#### Work instructions
Select the lines of the records containing the word "JSON" and list them.
───── Material to process
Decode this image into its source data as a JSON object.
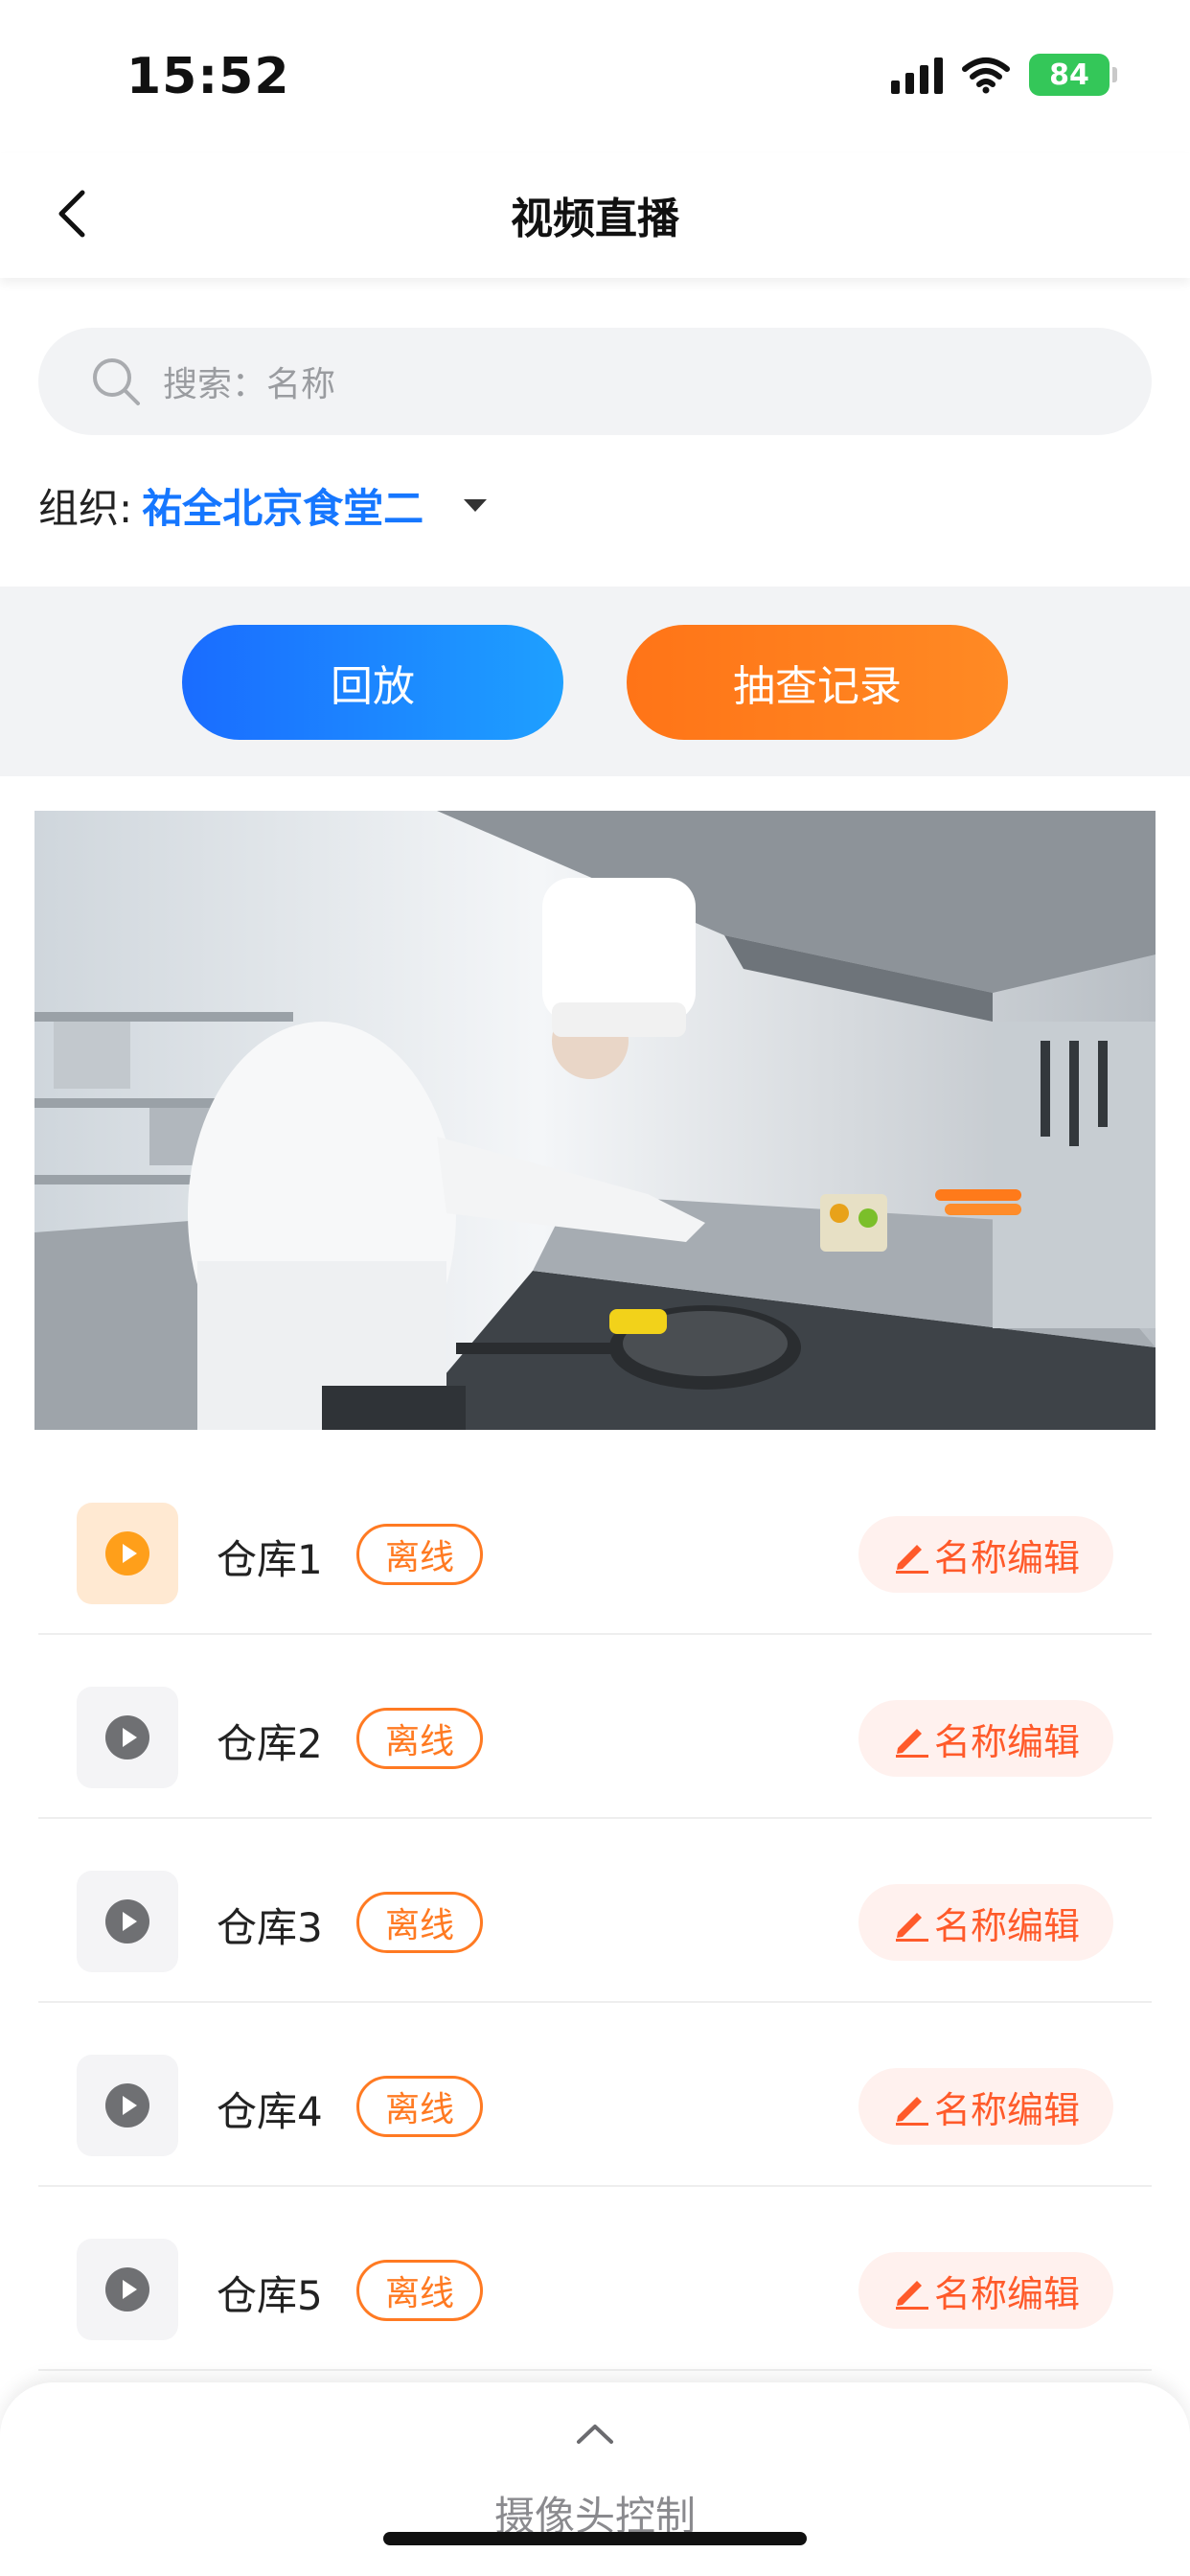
{
  "status_bar": {
    "time": "15:52",
    "battery": "84"
  },
  "header": {
    "title": "视频直播"
  },
  "search": {
    "placeholder": "搜索：名称"
  },
  "organization": {
    "label": "组织:",
    "value": "祐全北京食堂二"
  },
  "actions": {
    "replay_label": "回放",
    "check_label": "抽查记录"
  },
  "cameras": [
    {
      "name": "仓库1",
      "status": "离线",
      "edit_label": "名称编辑",
      "active": true
    },
    {
      "name": "仓库2",
      "status": "离线",
      "edit_label": "名称编辑",
      "active": false
    },
    {
      "name": "仓库3",
      "status": "离线",
      "edit_label": "名称编辑",
      "active": false
    },
    {
      "name": "仓库4",
      "status": "离线",
      "edit_label": "名称编辑",
      "active": false
    },
    {
      "name": "仓库5",
      "status": "离线",
      "edit_label": "名称编辑",
      "active": false
    }
  ],
  "bottom_sheet": {
    "label": "摄像头控制"
  },
  "colors": {
    "primary_blue": "#1677ff",
    "accent_orange": "#ff7a22",
    "battery_green": "#34c759"
  }
}
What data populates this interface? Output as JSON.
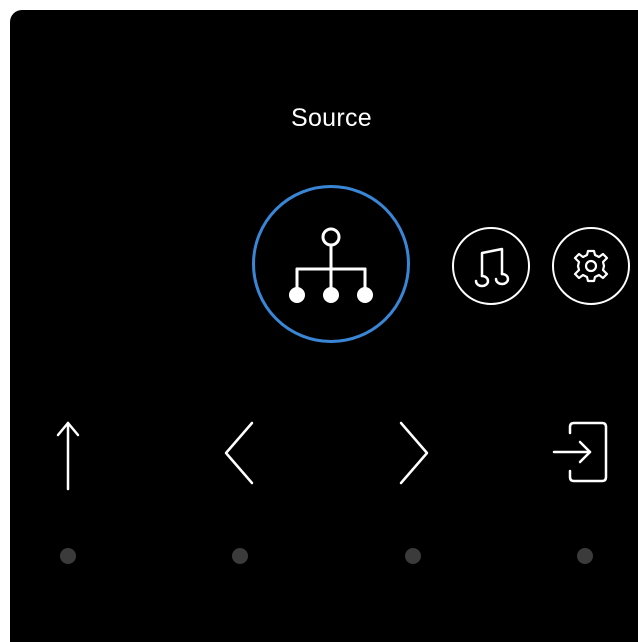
{
  "screen": {
    "title": "Source",
    "accent_color": "#3a86d6",
    "background": "#000000"
  },
  "menu_items": [
    {
      "name": "source",
      "icon": "network-tree-icon",
      "selected": true
    },
    {
      "name": "music",
      "icon": "music-note-icon",
      "selected": false
    },
    {
      "name": "settings",
      "icon": "gear-icon",
      "selected": false
    }
  ],
  "nav_buttons": [
    {
      "name": "up",
      "icon": "arrow-up-icon"
    },
    {
      "name": "previous",
      "icon": "chevron-left-icon"
    },
    {
      "name": "next",
      "icon": "chevron-right-icon"
    },
    {
      "name": "enter",
      "icon": "enter-icon"
    }
  ],
  "indicator_dot_color": "#3b3b3b"
}
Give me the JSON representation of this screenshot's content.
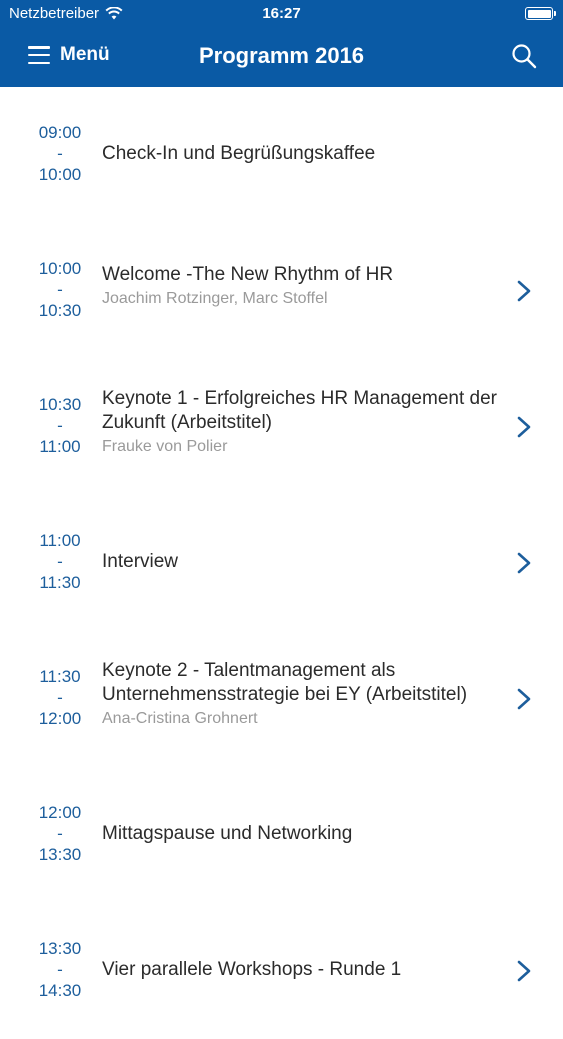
{
  "status_bar": {
    "carrier": "Netzbetreiber",
    "time": "16:27"
  },
  "nav": {
    "menu_label": "Menü",
    "title": "Programm 2016"
  },
  "colors": {
    "nav_background": "#0a5aa5",
    "time_text": "#1d5e9c",
    "speaker_text": "#9a9a9a",
    "chevron": "#1d5e9c"
  },
  "sessions": [
    {
      "start": "09:00",
      "sep": "-",
      "end": "10:00",
      "title": "Check-In und Begrüßungskaffee",
      "speaker": "",
      "has_detail": false
    },
    {
      "start": "10:00",
      "sep": "-",
      "end": "10:30",
      "title": "Welcome -The New Rhythm of HR",
      "speaker": "Joachim Rotzinger, Marc Stoffel",
      "has_detail": true
    },
    {
      "start": "10:30",
      "sep": "-",
      "end": "11:00",
      "title": "Keynote 1 - Erfolgreiches HR Management der Zukunft (Arbeitstitel)",
      "speaker": "Frauke von Polier",
      "has_detail": true
    },
    {
      "start": "11:00",
      "sep": "-",
      "end": "11:30",
      "title": "Interview",
      "speaker": "",
      "has_detail": true
    },
    {
      "start": "11:30",
      "sep": "-",
      "end": "12:00",
      "title": "Keynote 2 - Talentmanagement als Unternehmensstrategie bei EY (Arbeitstitel)",
      "speaker": "Ana-Cristina Grohnert",
      "has_detail": true
    },
    {
      "start": "12:00",
      "sep": "-",
      "end": "13:30",
      "title": "Mittagspause und Networking",
      "speaker": "",
      "has_detail": false
    },
    {
      "start": "13:30",
      "sep": "-",
      "end": "14:30",
      "title": "Vier parallele Workshops - Runde 1",
      "speaker": "",
      "has_detail": true
    }
  ]
}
──────────
#### Solution for this problem
Decode this image into its source data as a JSON object.
What data populates this interface? Output as JSON.
Give me the JSON representation of this screenshot's content.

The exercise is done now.